## Problem statement
Write out the listing in full, matching it word for word.

··· Raw records

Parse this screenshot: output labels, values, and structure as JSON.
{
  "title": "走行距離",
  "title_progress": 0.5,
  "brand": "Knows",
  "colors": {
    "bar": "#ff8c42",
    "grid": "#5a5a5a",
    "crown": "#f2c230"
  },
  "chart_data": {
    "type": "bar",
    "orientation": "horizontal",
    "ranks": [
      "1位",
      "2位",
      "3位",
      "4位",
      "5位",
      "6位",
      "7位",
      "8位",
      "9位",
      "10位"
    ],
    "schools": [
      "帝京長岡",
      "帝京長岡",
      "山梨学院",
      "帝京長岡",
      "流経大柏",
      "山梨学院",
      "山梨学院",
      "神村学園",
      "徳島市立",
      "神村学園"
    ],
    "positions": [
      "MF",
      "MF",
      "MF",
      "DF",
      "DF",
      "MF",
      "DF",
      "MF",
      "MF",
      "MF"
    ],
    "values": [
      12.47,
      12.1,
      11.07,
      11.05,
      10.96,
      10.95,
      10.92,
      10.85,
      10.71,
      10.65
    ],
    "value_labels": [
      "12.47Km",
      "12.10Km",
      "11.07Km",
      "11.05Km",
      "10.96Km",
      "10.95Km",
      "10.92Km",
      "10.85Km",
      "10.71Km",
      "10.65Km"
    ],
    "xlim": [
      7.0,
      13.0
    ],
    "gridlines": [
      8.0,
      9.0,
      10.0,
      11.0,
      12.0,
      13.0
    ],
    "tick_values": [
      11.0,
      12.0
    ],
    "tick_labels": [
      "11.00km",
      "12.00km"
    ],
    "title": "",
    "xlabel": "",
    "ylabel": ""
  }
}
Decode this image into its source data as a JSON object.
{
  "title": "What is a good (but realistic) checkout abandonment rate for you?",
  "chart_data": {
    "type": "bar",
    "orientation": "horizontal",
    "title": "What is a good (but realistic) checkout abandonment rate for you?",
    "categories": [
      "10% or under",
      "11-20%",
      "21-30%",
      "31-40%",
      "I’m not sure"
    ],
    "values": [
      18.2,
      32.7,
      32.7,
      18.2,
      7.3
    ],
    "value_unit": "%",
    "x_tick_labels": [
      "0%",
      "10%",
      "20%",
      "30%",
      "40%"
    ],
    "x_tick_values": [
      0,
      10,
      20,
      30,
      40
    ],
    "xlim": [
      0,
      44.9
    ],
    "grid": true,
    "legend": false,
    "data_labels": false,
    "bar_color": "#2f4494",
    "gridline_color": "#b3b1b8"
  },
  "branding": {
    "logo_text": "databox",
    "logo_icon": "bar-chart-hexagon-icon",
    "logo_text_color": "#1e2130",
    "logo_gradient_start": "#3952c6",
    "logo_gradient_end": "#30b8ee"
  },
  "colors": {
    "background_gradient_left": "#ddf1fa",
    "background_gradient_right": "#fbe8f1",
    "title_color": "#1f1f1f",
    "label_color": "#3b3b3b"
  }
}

······

## Solution for this exercise
Parse this screenshot: output labels, values, and structure as JSON.
{
  "title": "走行距離",
  "title_progress": 0.5,
  "brand": "Knows",
  "colors": {
    "bar": "#ff8c42",
    "grid": "#5a5a5a",
    "crown": "#f2c230"
  },
  "chart_data": {
    "type": "bar",
    "orientation": "horizontal",
    "ranks": [
      "1位",
      "2位",
      "3位",
      "4位",
      "5位",
      "6位",
      "7位",
      "8位",
      "9位",
      "10位"
    ],
    "schools": [
      "帝京長岡",
      "帝京長岡",
      "山梨学院",
      "帝京長岡",
      "流経大柏",
      "山梨学院",
      "山梨学院",
      "神村学園",
      "徳島市立",
      "神村学園"
    ],
    "positions": [
      "MF",
      "MF",
      "MF",
      "DF",
      "DF",
      "MF",
      "DF",
      "MF",
      "MF",
      "MF"
    ],
    "values": [
      12.47,
      12.1,
      11.07,
      11.05,
      10.96,
      10.95,
      10.92,
      10.85,
      10.71,
      10.65
    ],
    "value_labels": [
      "12.47Km",
      "12.10Km",
      "11.07Km",
      "11.05Km",
      "10.96Km",
      "10.95Km",
      "10.92Km",
      "10.85Km",
      "10.71Km",
      "10.65Km"
    ],
    "xlim": [
      7.0,
      13.0
    ],
    "gridlines": [
      8.0,
      9.0,
      10.0,
      11.0,
      12.0,
      13.0
    ],
    "tick_values": [
      11.0,
      12.0
    ],
    "tick_labels": [
      "11.00km",
      "12.00km"
    ],
    "title": "",
    "xlabel": "",
    "ylabel": ""
  }
}
Decode this image into its source data as a JSON object.
{
  "title": "What is a good (but realistic) checkout abandonment rate for you?",
  "chart_data": {
    "type": "bar",
    "orientation": "horizontal",
    "title": "What is a good (but realistic) checkout abandonment rate for you?",
    "categories": [
      "10% or under",
      "11-20%",
      "21-30%",
      "31-40%",
      "I’m not sure"
    ],
    "values": [
      18.2,
      32.7,
      32.7,
      18.2,
      7.3
    ],
    "value_unit": "%",
    "x_tick_labels": [
      "0%",
      "10%",
      "20%",
      "30%",
      "40%"
    ],
    "x_tick_values": [
      0,
      10,
      20,
      30,
      40
    ],
    "xlim": [
      0,
      44.9
    ],
    "grid": true,
    "legend": false,
    "data_labels": false,
    "bar_color": "#2f4494",
    "gridline_color": "#b3b1b8"
  },
  "branding": {
    "logo_text": "databox",
    "logo_icon": "bar-chart-hexagon-icon",
    "logo_text_color": "#1e2130",
    "logo_gradient_start": "#3952c6",
    "logo_gradient_end": "#30b8ee"
  },
  "colors": {
    "background_gradient_left": "#ddf1fa",
    "background_gradient_right": "#fbe8f1",
    "title_color": "#1f1f1f",
    "label_color": "#3b3b3b"
  }
}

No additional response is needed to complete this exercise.